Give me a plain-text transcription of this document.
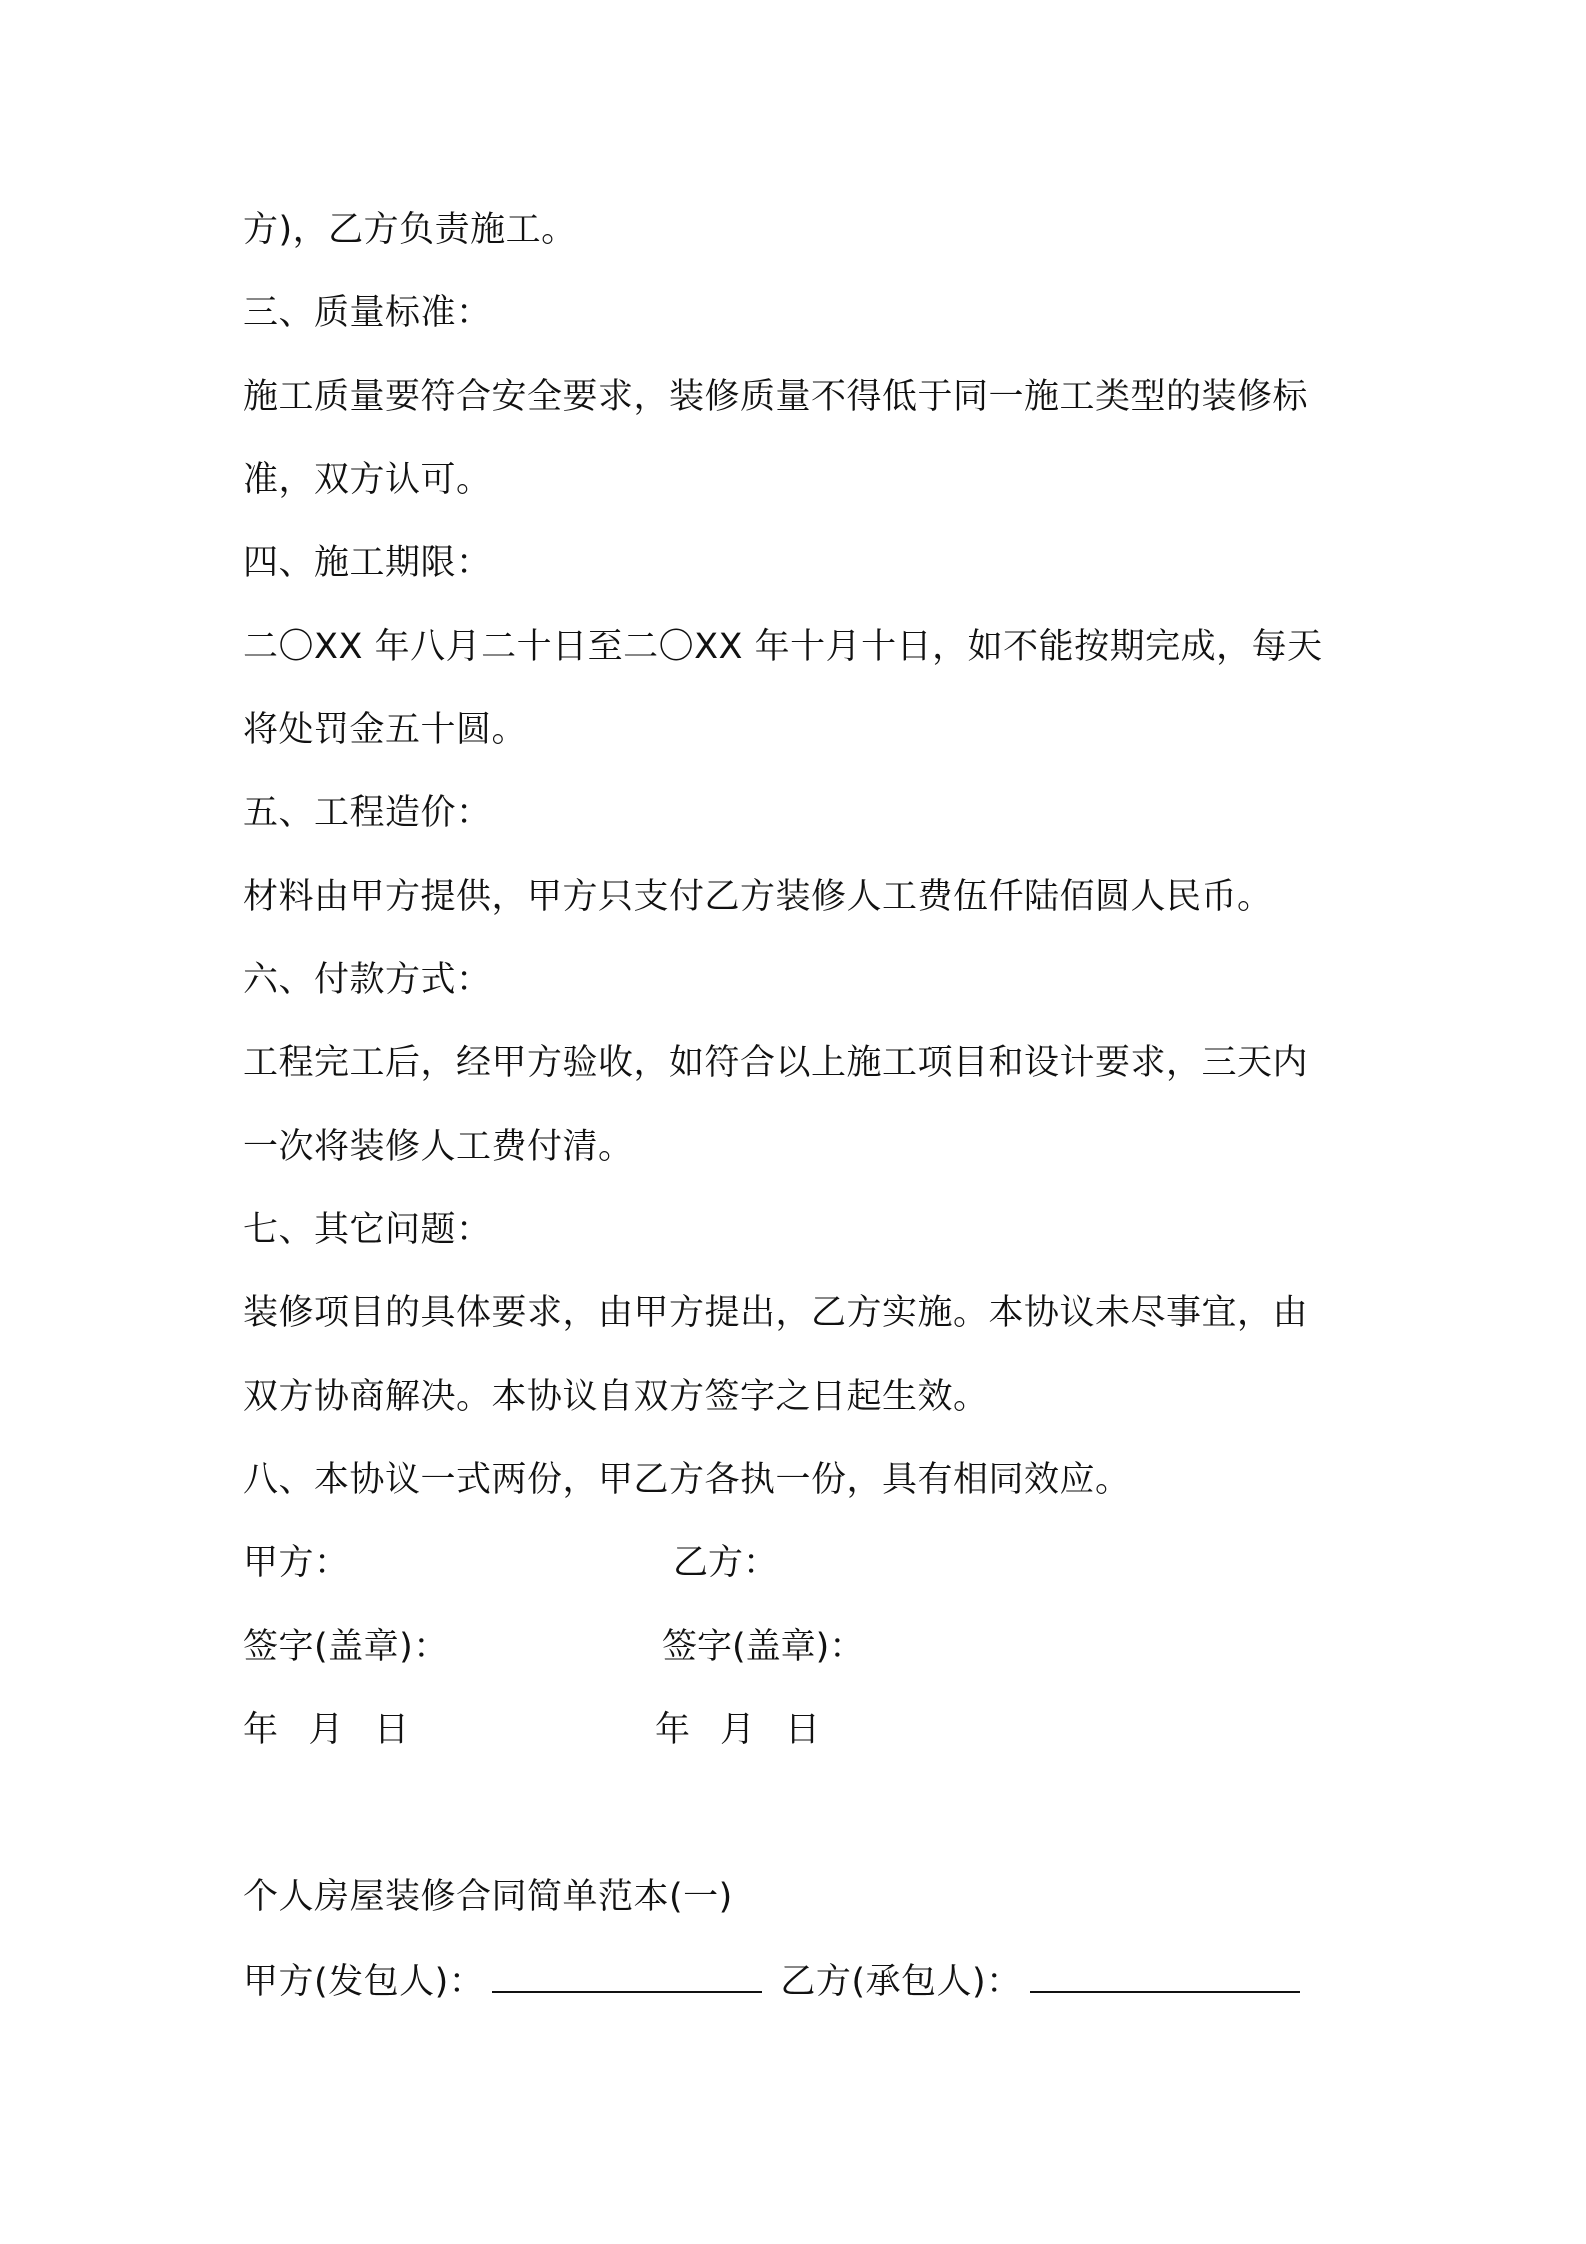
方)，乙方负责施工。
三、质量标准：
施工质量要符合安全要求，装修质量不得低于同一施工类型的装修标
准，双方认可。
四、施工期限：
二〇XX 年八月二十日至二〇XX 年十月十日，如不能按期完成，每天
将处罚金五十圆。
五、工程造价：
材料由甲方提供，甲方只支付乙方装修人工费伍仟陆佰圆人民币。
六、付款方式：
工程完工后，经甲方验收，如符合以上施工项目和设计要求，三天内
一次将装修人工费付清。
七、其它问题：
装修项目的具体要求，由甲方提出，乙方实施。本协议未尽事宜，由
双方协商解决。本协议自双方签字之日起生效。
八、本协议一式两份，甲乙方各执一份，具有相同效应。
甲方：	乙方：
签字(盖章)：	签字(盖章)：
年 月 日	年 月 日
个人房屋装修合同简单范本(一)
甲方(发包人)：	乙方(承包人)：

──────────────────────────────

GIVEN EXERCISE: Print the listing above in full, exactly as written. Omit any pictures.

ANSWER TO THE EXERCISE:
Give me a plain-text transcription of this document.
方)，乙方负责施工。
三、质量标准：
施工质量要符合安全要求，装修质量不得低于同一施工类型的装修标
准，双方认可。
四、施工期限：
二〇XX 年八月二十日至二〇XX 年十月十日，如不能按期完成，每天
将处罚金五十圆。
五、工程造价：
材料由甲方提供，甲方只支付乙方装修人工费伍仟陆佰圆人民币。
六、付款方式：
工程完工后，经甲方验收，如符合以上施工项目和设计要求，三天内
一次将装修人工费付清。
七、其它问题：
装修项目的具体要求，由甲方提出，乙方实施。本协议未尽事宜，由
双方协商解决。本协议自双方签字之日起生效。
八、本协议一式两份，甲乙方各执一份，具有相同效应。
甲方：	乙方：
签字(盖章)：	签字(盖章)：
年 月 日	年 月 日
个人房屋装修合同简单范本(一)
甲方(发包人)：	乙方(承包人)：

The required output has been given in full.